[start]
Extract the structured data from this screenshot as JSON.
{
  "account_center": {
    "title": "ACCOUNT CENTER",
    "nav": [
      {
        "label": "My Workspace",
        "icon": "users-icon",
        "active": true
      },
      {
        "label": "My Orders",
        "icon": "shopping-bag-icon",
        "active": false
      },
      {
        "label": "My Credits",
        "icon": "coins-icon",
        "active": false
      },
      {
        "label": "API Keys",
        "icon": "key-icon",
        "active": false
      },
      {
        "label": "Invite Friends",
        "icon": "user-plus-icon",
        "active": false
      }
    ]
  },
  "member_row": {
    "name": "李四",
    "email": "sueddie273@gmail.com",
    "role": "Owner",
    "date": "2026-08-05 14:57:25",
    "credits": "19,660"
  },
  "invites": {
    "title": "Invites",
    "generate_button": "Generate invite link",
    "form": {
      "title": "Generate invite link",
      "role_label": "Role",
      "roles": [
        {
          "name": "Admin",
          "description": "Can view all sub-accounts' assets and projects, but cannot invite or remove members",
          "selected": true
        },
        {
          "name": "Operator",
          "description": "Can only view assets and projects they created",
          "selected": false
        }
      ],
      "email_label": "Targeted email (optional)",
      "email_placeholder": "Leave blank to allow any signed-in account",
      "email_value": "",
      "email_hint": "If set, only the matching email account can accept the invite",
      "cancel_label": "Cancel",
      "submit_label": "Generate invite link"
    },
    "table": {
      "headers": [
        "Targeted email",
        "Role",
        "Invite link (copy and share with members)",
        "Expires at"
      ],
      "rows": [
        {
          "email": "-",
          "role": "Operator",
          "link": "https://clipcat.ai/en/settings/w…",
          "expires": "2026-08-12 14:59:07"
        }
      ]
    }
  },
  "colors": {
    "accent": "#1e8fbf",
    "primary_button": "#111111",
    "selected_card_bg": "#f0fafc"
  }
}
[end]
Exercise objective. Nothing should be left out: return all of the records exactly.

Answer to this task.
Extract the structured data from this screenshot as JSON.
{
  "account_center": {
    "title": "ACCOUNT CENTER",
    "nav": [
      {
        "label": "My Workspace",
        "icon": "users-icon",
        "active": true
      },
      {
        "label": "My Orders",
        "icon": "shopping-bag-icon",
        "active": false
      },
      {
        "label": "My Credits",
        "icon": "coins-icon",
        "active": false
      },
      {
        "label": "API Keys",
        "icon": "key-icon",
        "active": false
      },
      {
        "label": "Invite Friends",
        "icon": "user-plus-icon",
        "active": false
      }
    ]
  },
  "member_row": {
    "name": "李四",
    "email": "sueddie273@gmail.com",
    "role": "Owner",
    "date": "2026-08-05 14:57:25",
    "credits": "19,660"
  },
  "invites": {
    "title": "Invites",
    "generate_button": "Generate invite link",
    "form": {
      "title": "Generate invite link",
      "role_label": "Role",
      "roles": [
        {
          "name": "Admin",
          "description": "Can view all sub-accounts' assets and projects, but cannot invite or remove members",
          "selected": true
        },
        {
          "name": "Operator",
          "description": "Can only view assets and projects they created",
          "selected": false
        }
      ],
      "email_label": "Targeted email (optional)",
      "email_placeholder": "Leave blank to allow any signed-in account",
      "email_value": "",
      "email_hint": "If set, only the matching email account can accept the invite",
      "cancel_label": "Cancel",
      "submit_label": "Generate invite link"
    },
    "table": {
      "headers": [
        "Targeted email",
        "Role",
        "Invite link (copy and share with members)",
        "Expires at"
      ],
      "rows": [
        {
          "email": "-",
          "role": "Operator",
          "link": "https://clipcat.ai/en/settings/w…",
          "expires": "2026-08-12 14:59:07"
        }
      ]
    }
  },
  "colors": {
    "accent": "#1e8fbf",
    "primary_button": "#111111",
    "selected_card_bg": "#f0fafc"
  }
}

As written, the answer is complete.